>> start Input

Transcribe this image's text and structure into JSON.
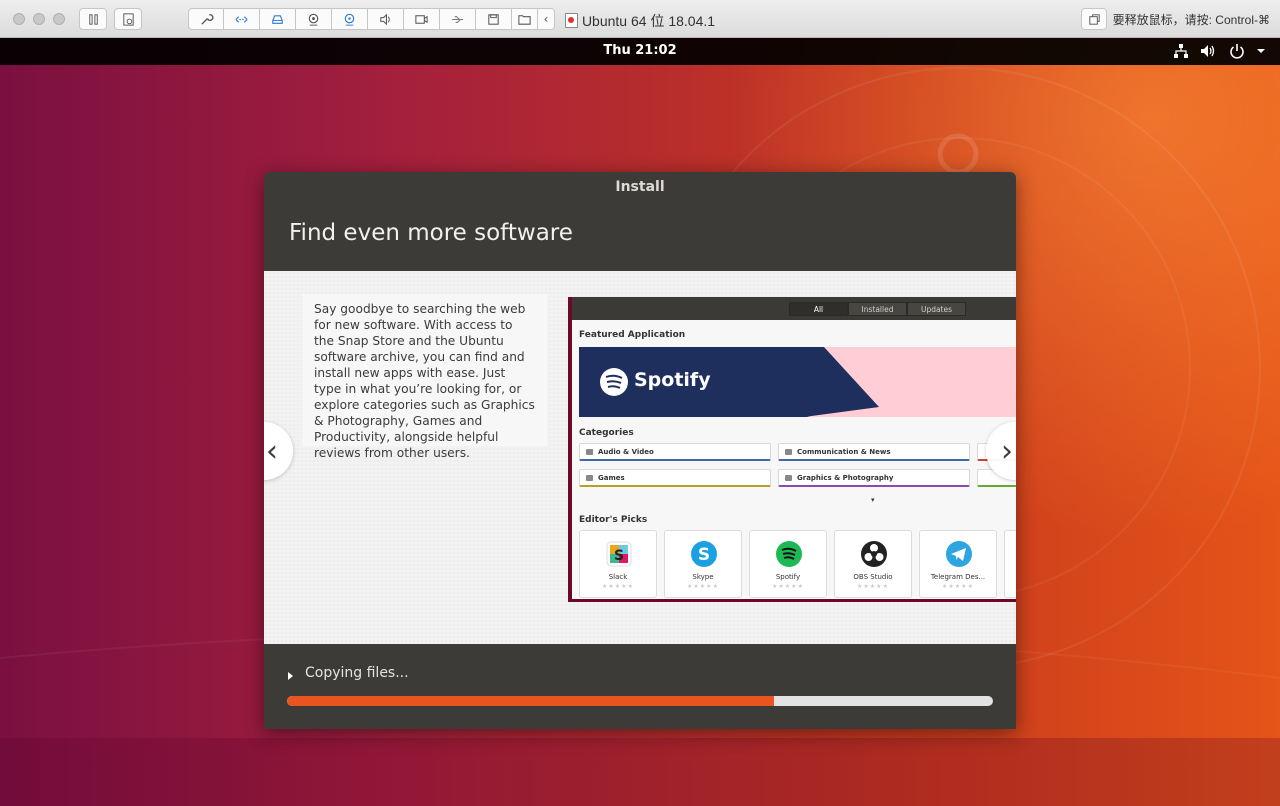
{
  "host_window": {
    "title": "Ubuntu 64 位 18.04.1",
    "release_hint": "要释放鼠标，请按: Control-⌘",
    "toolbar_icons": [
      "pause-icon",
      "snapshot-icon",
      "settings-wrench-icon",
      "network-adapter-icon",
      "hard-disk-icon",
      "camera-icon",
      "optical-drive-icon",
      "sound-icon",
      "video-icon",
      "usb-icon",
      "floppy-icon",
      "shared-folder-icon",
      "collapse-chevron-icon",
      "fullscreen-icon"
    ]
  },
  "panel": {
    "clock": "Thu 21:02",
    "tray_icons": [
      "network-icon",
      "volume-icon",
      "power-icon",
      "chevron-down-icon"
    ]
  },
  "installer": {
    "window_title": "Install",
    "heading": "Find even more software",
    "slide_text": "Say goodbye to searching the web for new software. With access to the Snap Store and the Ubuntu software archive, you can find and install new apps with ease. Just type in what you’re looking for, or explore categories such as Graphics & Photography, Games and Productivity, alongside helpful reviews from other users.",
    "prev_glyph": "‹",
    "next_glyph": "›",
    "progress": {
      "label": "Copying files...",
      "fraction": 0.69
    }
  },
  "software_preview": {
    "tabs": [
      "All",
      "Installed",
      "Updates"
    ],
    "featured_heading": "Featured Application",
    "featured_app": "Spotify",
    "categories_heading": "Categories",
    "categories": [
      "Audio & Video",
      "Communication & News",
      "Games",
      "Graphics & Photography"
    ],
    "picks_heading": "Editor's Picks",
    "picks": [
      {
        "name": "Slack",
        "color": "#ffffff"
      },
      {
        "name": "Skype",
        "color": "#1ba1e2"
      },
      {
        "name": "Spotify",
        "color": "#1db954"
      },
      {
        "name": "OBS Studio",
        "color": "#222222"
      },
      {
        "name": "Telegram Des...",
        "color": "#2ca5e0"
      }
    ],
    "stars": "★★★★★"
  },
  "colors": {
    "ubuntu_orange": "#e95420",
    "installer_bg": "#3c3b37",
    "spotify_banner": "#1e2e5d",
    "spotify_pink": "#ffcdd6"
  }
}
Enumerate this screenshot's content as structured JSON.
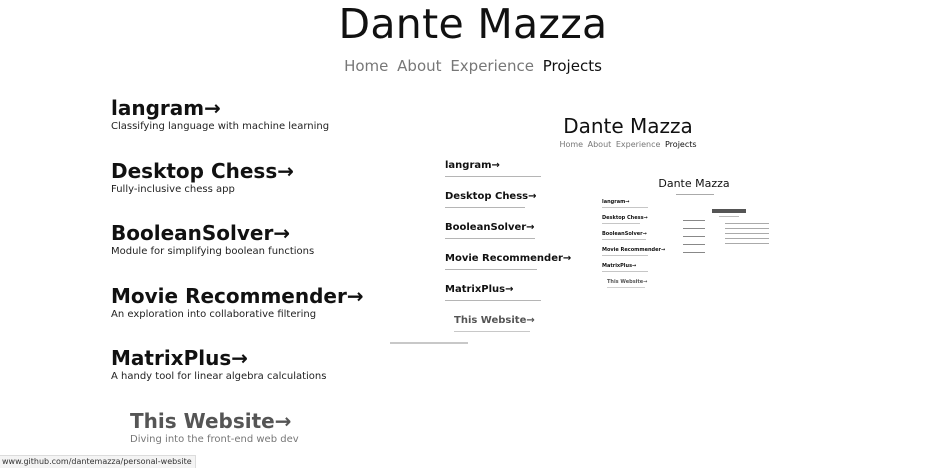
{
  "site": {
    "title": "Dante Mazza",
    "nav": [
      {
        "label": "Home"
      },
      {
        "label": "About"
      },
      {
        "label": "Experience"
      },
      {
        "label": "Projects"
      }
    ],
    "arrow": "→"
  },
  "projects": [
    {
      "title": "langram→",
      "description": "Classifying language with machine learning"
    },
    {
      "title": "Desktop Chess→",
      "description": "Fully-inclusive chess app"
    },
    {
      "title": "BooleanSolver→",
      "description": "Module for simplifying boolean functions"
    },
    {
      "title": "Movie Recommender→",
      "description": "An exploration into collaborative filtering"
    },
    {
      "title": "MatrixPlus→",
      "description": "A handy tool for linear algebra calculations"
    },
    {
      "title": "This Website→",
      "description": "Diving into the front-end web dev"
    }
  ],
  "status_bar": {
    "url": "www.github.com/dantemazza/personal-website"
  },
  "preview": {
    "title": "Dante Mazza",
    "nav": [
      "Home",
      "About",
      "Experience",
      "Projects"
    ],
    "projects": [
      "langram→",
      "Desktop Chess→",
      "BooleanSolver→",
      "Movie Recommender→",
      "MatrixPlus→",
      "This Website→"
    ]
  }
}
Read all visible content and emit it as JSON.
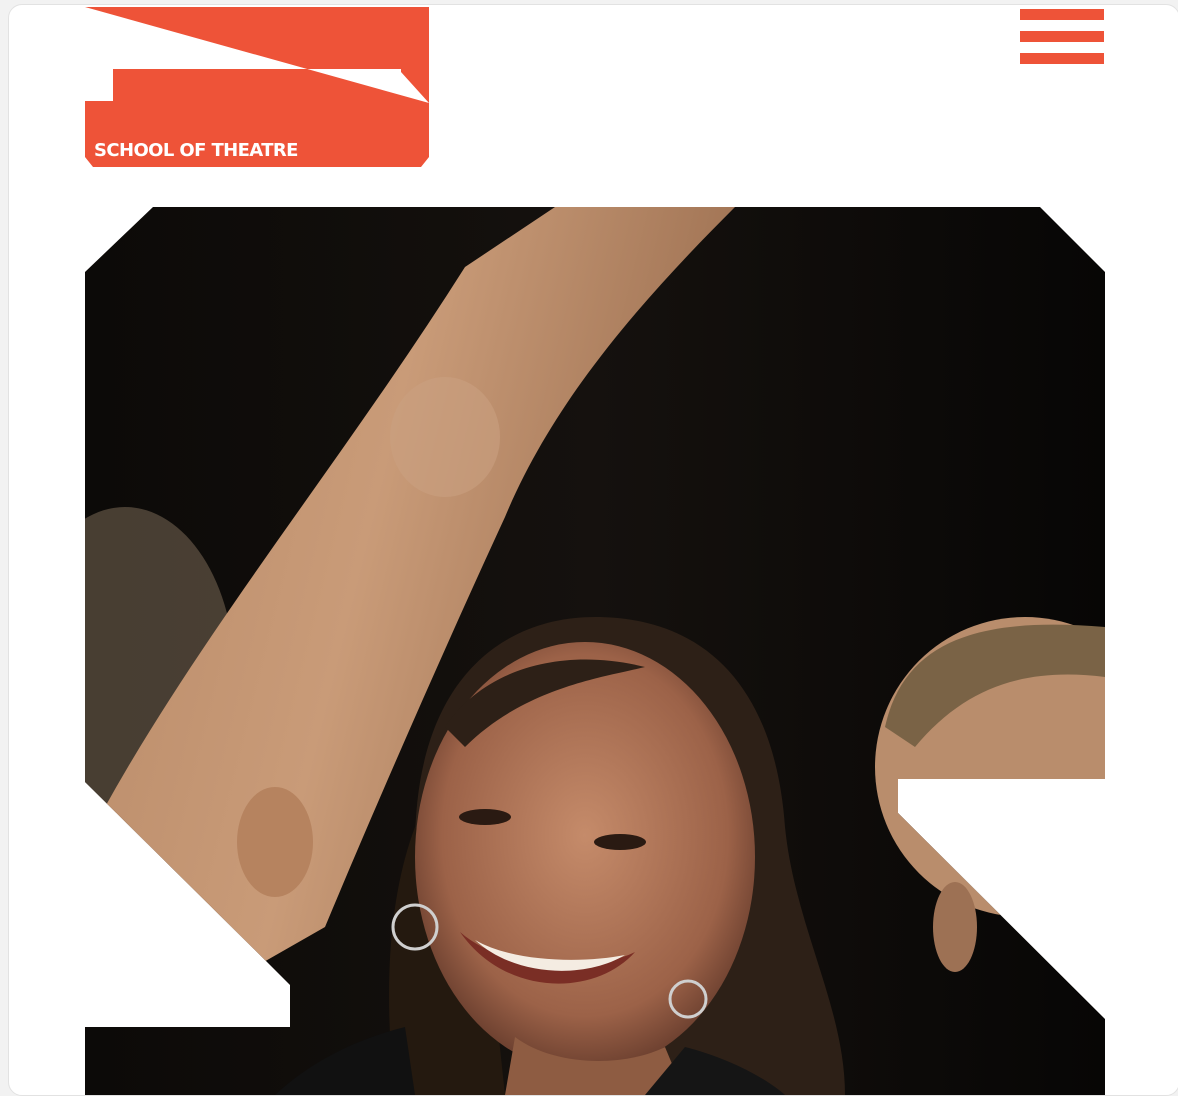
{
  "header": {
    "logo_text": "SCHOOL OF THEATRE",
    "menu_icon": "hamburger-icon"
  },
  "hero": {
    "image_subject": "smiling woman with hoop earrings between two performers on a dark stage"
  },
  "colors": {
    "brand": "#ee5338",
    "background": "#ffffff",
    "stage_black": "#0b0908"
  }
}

>> end Input

**What is being asked**
Show, from the listing above, each line that contains the word "JSON".

**Output for this task**
Transcribe this image's text and structure into JSON.
Enumerate this screenshot's content as structured JSON.
Read all visible content and emit it as JSON.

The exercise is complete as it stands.